▶ **Objective**
Search the data for the string "Move" and gather each line it is in.
'''
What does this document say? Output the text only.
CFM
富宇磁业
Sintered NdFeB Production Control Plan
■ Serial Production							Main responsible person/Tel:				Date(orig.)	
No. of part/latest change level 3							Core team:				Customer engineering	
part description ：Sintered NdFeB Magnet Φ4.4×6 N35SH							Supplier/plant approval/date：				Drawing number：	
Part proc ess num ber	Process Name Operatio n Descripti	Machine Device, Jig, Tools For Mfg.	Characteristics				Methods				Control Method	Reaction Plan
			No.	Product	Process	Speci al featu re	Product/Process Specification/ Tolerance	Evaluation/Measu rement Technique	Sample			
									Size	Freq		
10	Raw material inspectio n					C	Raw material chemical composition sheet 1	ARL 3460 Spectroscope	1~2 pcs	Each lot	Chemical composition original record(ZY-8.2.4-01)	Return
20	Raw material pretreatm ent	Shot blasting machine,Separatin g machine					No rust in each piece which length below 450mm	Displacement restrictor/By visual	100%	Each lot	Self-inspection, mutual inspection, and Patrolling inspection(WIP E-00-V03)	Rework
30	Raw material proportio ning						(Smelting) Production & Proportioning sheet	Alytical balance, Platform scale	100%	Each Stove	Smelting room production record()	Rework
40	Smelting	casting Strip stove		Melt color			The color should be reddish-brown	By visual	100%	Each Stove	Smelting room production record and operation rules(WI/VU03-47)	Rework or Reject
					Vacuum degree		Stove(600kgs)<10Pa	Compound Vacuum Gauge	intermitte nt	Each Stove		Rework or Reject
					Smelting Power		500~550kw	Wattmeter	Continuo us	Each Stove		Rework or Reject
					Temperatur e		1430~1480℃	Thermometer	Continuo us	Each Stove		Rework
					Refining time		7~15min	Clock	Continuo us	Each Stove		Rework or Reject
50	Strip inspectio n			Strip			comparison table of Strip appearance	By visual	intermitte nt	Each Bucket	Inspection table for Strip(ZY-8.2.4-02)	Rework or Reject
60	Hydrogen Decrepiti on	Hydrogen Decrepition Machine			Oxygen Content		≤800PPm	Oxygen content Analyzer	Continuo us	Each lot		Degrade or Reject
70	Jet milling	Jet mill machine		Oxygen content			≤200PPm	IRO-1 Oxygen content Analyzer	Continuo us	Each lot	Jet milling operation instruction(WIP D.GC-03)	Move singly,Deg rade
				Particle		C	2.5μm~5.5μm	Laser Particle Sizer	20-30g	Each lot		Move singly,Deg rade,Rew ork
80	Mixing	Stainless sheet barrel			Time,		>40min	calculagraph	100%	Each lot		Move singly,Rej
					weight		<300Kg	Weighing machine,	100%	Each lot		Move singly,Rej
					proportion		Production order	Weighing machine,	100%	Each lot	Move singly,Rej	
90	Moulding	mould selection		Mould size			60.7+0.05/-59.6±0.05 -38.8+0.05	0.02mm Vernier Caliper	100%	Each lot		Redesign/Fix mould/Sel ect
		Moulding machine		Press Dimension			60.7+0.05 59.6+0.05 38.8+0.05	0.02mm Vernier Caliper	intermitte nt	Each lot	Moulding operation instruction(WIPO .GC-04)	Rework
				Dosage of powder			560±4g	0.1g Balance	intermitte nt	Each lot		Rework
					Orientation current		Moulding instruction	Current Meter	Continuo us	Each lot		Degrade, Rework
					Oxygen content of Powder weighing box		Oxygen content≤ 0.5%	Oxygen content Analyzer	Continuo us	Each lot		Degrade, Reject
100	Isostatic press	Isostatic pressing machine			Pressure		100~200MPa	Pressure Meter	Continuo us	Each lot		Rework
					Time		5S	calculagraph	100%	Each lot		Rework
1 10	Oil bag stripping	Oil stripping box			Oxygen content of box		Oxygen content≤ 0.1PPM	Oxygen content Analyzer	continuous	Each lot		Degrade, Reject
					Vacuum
'''
▶ **Final result**
70	Jet milling	Jet mill machine		Oxygen content			≤200PPm	IRO-1 Oxygen content Analyzer	Continuo us	Each lot	Jet milling operation instruction(WIP D.GC-03)	Move singly,Deg rade
				Particle		C	2.5μm~5.5μm	Laser Particle Sizer	20-30g	Each lot		Move singly,Deg rade,Rew ork
80	Mixing	Stainless sheet barrel			Time,		>40min	calculagraph	100%	Each lot		Move singly,Rej
					weight		<300Kg	Weighing machine,	100%	Each lot		Move singly,Rej
					proportion		Production order	Weighing machine,	100%	Each lot	Move singly,Rej	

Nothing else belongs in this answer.